PROBLEM DETAILS →
State only how many lines contain the string "this".

>> Start

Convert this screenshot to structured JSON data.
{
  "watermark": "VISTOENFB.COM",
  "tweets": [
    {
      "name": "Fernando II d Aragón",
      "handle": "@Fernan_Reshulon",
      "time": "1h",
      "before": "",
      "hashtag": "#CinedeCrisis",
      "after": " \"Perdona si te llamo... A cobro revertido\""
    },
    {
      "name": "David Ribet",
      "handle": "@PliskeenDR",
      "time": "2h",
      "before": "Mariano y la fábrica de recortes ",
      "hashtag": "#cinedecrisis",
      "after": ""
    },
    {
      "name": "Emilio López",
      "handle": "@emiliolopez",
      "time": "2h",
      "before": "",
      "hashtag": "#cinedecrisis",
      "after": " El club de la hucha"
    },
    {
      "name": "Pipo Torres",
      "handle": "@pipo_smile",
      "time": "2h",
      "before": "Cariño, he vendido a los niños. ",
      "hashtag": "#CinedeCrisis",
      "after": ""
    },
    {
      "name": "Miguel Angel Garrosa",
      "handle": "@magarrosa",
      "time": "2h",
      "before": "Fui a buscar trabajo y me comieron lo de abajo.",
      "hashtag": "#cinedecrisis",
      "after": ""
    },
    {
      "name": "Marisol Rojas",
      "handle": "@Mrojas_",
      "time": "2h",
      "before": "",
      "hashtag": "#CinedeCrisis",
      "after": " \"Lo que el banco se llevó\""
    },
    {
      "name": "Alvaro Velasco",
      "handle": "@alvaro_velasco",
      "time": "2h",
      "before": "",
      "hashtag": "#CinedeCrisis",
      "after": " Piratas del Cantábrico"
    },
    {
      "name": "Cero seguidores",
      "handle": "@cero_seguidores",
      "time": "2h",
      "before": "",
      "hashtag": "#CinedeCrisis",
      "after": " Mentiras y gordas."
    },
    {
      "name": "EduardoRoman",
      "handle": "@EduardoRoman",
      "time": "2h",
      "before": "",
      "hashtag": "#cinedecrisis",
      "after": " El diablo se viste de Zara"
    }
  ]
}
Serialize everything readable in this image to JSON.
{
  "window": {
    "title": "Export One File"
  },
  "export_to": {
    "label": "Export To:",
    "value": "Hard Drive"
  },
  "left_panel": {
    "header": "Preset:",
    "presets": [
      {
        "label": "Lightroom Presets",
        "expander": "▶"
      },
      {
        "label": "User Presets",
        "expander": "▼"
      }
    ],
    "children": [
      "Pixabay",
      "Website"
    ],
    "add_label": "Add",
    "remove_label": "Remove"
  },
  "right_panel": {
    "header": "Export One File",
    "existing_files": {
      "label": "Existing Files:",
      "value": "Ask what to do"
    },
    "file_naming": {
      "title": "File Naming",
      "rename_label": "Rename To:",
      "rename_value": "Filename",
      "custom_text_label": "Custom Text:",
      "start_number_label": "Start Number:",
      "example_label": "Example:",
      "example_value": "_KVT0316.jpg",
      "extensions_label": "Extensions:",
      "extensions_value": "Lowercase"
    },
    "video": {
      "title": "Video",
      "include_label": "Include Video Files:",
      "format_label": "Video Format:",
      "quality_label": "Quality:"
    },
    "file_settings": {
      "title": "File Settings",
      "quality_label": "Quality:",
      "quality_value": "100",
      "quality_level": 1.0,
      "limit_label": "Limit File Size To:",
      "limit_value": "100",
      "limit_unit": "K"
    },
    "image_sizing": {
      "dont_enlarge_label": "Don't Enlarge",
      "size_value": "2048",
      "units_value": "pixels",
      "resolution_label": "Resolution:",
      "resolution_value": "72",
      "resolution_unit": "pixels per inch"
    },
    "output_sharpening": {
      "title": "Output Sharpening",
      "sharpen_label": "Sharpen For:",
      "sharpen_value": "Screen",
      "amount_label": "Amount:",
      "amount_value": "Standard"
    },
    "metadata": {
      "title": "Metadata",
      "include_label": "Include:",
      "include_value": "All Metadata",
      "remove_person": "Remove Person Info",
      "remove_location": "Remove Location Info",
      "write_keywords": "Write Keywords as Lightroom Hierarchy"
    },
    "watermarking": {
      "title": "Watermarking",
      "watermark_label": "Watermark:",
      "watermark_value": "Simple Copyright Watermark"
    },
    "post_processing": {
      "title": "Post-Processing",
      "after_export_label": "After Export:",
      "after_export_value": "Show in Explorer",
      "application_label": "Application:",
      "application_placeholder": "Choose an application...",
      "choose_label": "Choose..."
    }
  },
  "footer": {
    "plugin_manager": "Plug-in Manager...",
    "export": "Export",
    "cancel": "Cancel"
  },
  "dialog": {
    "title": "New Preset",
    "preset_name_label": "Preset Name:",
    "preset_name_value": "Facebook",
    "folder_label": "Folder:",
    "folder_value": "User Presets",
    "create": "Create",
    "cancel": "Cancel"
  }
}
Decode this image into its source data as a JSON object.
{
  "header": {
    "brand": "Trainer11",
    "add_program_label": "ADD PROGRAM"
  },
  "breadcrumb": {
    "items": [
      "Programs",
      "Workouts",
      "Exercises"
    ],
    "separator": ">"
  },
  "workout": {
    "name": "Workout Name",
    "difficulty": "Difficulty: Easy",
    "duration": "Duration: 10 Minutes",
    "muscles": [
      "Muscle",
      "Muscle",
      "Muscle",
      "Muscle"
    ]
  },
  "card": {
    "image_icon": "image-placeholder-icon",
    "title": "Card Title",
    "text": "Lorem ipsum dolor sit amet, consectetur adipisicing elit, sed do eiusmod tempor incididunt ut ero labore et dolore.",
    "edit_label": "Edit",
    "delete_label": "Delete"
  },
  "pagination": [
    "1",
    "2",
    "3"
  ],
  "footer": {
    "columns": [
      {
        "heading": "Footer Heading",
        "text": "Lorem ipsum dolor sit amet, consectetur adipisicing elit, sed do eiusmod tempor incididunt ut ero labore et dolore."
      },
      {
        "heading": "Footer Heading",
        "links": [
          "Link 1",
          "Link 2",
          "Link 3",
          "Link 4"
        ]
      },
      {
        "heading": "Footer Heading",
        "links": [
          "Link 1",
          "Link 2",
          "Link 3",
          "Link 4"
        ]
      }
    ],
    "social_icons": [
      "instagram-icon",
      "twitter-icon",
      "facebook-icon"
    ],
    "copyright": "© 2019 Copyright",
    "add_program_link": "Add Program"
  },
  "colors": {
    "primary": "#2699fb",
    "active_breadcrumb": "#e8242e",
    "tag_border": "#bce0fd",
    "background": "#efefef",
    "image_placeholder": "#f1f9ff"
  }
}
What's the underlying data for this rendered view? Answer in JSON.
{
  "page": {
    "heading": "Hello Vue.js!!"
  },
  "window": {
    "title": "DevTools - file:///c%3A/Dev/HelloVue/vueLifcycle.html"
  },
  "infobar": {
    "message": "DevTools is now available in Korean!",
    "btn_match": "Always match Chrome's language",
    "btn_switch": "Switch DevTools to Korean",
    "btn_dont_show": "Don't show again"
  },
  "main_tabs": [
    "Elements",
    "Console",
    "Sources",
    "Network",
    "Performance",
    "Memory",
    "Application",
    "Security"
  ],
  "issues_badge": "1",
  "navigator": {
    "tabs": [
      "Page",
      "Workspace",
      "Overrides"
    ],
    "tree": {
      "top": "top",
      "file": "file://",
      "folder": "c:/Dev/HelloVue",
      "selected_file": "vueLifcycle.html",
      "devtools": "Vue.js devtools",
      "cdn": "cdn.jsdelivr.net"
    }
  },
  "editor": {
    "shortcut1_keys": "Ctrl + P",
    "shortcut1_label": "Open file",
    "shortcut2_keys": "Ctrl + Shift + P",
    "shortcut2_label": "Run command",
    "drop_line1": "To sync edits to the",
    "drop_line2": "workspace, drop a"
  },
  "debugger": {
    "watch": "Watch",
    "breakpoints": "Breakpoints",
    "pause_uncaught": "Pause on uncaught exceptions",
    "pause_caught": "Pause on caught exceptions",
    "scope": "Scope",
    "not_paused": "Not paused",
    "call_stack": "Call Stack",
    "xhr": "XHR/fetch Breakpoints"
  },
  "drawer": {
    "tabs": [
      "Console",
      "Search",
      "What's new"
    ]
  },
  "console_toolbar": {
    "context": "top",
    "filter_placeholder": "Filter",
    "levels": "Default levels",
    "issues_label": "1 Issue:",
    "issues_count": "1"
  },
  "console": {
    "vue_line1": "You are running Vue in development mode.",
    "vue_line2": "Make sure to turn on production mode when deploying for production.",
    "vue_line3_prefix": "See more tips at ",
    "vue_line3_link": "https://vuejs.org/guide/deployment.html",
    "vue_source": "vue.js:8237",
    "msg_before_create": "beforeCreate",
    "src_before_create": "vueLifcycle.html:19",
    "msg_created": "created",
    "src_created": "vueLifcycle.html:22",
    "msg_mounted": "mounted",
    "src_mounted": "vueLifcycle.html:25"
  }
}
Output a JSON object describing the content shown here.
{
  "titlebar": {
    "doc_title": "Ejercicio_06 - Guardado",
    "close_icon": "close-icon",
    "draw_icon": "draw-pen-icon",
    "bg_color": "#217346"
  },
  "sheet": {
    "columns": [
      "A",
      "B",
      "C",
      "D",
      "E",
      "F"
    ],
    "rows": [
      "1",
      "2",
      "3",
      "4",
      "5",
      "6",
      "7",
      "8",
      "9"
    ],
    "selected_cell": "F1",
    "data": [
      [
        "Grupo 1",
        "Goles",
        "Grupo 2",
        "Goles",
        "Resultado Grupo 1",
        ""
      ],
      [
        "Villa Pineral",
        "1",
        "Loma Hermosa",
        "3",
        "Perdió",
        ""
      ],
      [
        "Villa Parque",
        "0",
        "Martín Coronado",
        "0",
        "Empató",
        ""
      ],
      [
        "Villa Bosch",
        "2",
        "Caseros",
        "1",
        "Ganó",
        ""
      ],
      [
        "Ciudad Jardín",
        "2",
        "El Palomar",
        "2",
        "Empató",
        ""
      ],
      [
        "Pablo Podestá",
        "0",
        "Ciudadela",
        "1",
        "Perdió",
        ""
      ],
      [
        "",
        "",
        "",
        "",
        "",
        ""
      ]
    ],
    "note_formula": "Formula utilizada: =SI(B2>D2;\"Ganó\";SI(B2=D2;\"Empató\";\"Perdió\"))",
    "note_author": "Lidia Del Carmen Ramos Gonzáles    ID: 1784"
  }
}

>> End

FINAL RESULT →
4